Problem statement:
Write the listing out again, all of it, word for word.

Task input:
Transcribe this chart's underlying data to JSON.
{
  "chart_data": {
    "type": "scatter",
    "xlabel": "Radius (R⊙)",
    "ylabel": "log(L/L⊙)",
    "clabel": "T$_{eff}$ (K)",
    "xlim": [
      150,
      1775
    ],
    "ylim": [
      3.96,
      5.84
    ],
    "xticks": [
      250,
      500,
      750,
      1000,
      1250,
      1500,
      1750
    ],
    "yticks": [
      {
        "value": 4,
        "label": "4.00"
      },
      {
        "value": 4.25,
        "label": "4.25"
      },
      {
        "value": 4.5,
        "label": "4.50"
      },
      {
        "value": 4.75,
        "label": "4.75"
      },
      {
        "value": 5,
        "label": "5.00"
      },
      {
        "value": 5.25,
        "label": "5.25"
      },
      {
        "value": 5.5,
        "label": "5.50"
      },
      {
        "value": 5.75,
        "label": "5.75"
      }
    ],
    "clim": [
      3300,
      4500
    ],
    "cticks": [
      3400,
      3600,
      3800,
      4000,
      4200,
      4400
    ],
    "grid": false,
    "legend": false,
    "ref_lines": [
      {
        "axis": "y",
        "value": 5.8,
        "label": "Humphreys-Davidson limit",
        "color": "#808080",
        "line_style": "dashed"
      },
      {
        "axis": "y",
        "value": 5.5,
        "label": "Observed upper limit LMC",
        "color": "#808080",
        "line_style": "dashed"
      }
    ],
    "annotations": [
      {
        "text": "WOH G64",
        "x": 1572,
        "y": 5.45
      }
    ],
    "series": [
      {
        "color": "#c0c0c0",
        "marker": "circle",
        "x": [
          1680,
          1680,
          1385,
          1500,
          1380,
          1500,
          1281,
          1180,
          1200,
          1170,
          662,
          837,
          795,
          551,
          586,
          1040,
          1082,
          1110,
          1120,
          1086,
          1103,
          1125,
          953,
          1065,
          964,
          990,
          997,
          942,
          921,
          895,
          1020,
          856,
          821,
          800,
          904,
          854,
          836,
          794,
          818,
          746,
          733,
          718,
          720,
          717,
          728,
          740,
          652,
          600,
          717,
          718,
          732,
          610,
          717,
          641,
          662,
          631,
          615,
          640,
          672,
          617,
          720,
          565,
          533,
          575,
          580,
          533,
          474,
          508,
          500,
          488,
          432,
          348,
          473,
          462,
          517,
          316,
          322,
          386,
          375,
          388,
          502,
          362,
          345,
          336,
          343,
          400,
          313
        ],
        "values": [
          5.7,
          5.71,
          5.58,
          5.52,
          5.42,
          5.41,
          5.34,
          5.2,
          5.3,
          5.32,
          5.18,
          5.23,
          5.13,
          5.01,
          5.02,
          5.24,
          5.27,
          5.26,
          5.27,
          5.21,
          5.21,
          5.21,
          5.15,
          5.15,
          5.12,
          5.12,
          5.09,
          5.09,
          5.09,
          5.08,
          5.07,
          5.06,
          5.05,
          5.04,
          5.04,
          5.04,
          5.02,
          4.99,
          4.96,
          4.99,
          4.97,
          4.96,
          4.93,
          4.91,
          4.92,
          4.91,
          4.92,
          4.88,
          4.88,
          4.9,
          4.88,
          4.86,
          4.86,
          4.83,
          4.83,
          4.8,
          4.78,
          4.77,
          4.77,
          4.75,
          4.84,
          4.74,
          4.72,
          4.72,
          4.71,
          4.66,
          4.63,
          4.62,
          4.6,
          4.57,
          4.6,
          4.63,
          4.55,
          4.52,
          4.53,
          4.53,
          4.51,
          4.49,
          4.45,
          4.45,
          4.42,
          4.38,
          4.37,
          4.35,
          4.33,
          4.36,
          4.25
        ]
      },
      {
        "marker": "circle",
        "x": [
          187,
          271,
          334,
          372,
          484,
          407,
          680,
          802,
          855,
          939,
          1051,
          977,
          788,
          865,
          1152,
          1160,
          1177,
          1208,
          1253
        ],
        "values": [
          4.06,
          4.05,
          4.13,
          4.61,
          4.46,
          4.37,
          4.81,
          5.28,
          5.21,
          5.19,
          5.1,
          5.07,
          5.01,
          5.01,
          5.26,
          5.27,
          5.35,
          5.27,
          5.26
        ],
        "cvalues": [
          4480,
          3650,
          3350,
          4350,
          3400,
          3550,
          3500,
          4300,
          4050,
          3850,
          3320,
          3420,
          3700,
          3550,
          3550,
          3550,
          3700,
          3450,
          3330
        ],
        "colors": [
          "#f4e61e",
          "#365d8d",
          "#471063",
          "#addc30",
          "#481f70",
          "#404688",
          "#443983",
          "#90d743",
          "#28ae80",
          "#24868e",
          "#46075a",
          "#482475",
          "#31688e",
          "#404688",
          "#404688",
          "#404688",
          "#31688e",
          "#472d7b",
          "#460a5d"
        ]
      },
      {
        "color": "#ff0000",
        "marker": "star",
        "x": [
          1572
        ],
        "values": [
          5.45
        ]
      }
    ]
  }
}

Finished task:
Transcribe this chart's underlying data to JSON.
{
  "chart_data": {
    "type": "scatter",
    "xlabel": "Radius (R⊙)",
    "ylabel": "log(L/L⊙)",
    "clabel": "T$_{eff}$ (K)",
    "xlim": [
      150,
      1775
    ],
    "ylim": [
      3.96,
      5.84
    ],
    "xticks": [
      250,
      500,
      750,
      1000,
      1250,
      1500,
      1750
    ],
    "yticks": [
      {
        "value": 4,
        "label": "4.00"
      },
      {
        "value": 4.25,
        "label": "4.25"
      },
      {
        "value": 4.5,
        "label": "4.50"
      },
      {
        "value": 4.75,
        "label": "4.75"
      },
      {
        "value": 5,
        "label": "5.00"
      },
      {
        "value": 5.25,
        "label": "5.25"
      },
      {
        "value": 5.5,
        "label": "5.50"
      },
      {
        "value": 5.75,
        "label": "5.75"
      }
    ],
    "clim": [
      3300,
      4500
    ],
    "cticks": [
      3400,
      3600,
      3800,
      4000,
      4200,
      4400
    ],
    "grid": false,
    "legend": false,
    "ref_lines": [
      {
        "axis": "y",
        "value": 5.8,
        "label": "Humphreys-Davidson limit",
        "color": "#808080",
        "line_style": "dashed"
      },
      {
        "axis": "y",
        "value": 5.5,
        "label": "Observed upper limit LMC",
        "color": "#808080",
        "line_style": "dashed"
      }
    ],
    "annotations": [
      {
        "text": "WOH G64",
        "x": 1572,
        "y": 5.45
      }
    ],
    "series": [
      {
        "color": "#c0c0c0",
        "marker": "circle",
        "x": [
          1680,
          1680,
          1385,
          1500,
          1380,
          1500,
          1281,
          1180,
          1200,
          1170,
          662,
          837,
          795,
          551,
          586,
          1040,
          1082,
          1110,
          1120,
          1086,
          1103,
          1125,
          953,
          1065,
          964,
          990,
          997,
          942,
          921,
          895,
          1020,
          856,
          821,
          800,
          904,
          854,
          836,
          794,
          818,
          746,
          733,
          718,
          720,
          717,
          728,
          740,
          652,
          600,
          717,
          718,
          732,
          610,
          717,
          641,
          662,
          631,
          615,
          640,
          672,
          617,
          720,
          565,
          533,
          575,
          580,
          533,
          474,
          508,
          500,
          488,
          432,
          348,
          473,
          462,
          517,
          316,
          322,
          386,
          375,
          388,
          502,
          362,
          345,
          336,
          343,
          400,
          313
        ],
        "values": [
          5.7,
          5.71,
          5.58,
          5.52,
          5.42,
          5.41,
          5.34,
          5.2,
          5.3,
          5.32,
          5.18,
          5.23,
          5.13,
          5.01,
          5.02,
          5.24,
          5.27,
          5.26,
          5.27,
          5.21,
          5.21,
          5.21,
          5.15,
          5.15,
          5.12,
          5.12,
          5.09,
          5.09,
          5.09,
          5.08,
          5.07,
          5.06,
          5.05,
          5.04,
          5.04,
          5.04,
          5.02,
          4.99,
          4.96,
          4.99,
          4.97,
          4.96,
          4.93,
          4.91,
          4.92,
          4.91,
          4.92,
          4.88,
          4.88,
          4.9,
          4.88,
          4.86,
          4.86,
          4.83,
          4.83,
          4.8,
          4.78,
          4.77,
          4.77,
          4.75,
          4.84,
          4.74,
          4.72,
          4.72,
          4.71,
          4.66,
          4.63,
          4.62,
          4.6,
          4.57,
          4.6,
          4.63,
          4.55,
          4.52,
          4.53,
          4.53,
          4.51,
          4.49,
          4.45,
          4.45,
          4.42,
          4.38,
          4.37,
          4.35,
          4.33,
          4.36,
          4.25
        ]
      },
      {
        "marker": "circle",
        "x": [
          187,
          271,
          334,
          372,
          484,
          407,
          680,
          802,
          855,
          939,
          1051,
          977,
          788,
          865,
          1152,
          1160,
          1177,
          1208,
          1253
        ],
        "values": [
          4.06,
          4.05,
          4.13,
          4.61,
          4.46,
          4.37,
          4.81,
          5.28,
          5.21,
          5.19,
          5.1,
          5.07,
          5.01,
          5.01,
          5.26,
          5.27,
          5.35,
          5.27,
          5.26
        ],
        "cvalues": [
          4480,
          3650,
          3350,
          4350,
          3400,
          3550,
          3500,
          4300,
          4050,
          3850,
          3320,
          3420,
          3700,
          3550,
          3550,
          3550,
          3700,
          3450,
          3330
        ],
        "colors": [
          "#f4e61e",
          "#365d8d",
          "#471063",
          "#addc30",
          "#481f70",
          "#404688",
          "#443983",
          "#90d743",
          "#28ae80",
          "#24868e",
          "#46075a",
          "#482475",
          "#31688e",
          "#404688",
          "#404688",
          "#404688",
          "#31688e",
          "#472d7b",
          "#460a5d"
        ]
      },
      {
        "color": "#ff0000",
        "marker": "star",
        "x": [
          1572
        ],
        "values": [
          5.45
        ]
      }
    ]
  }
}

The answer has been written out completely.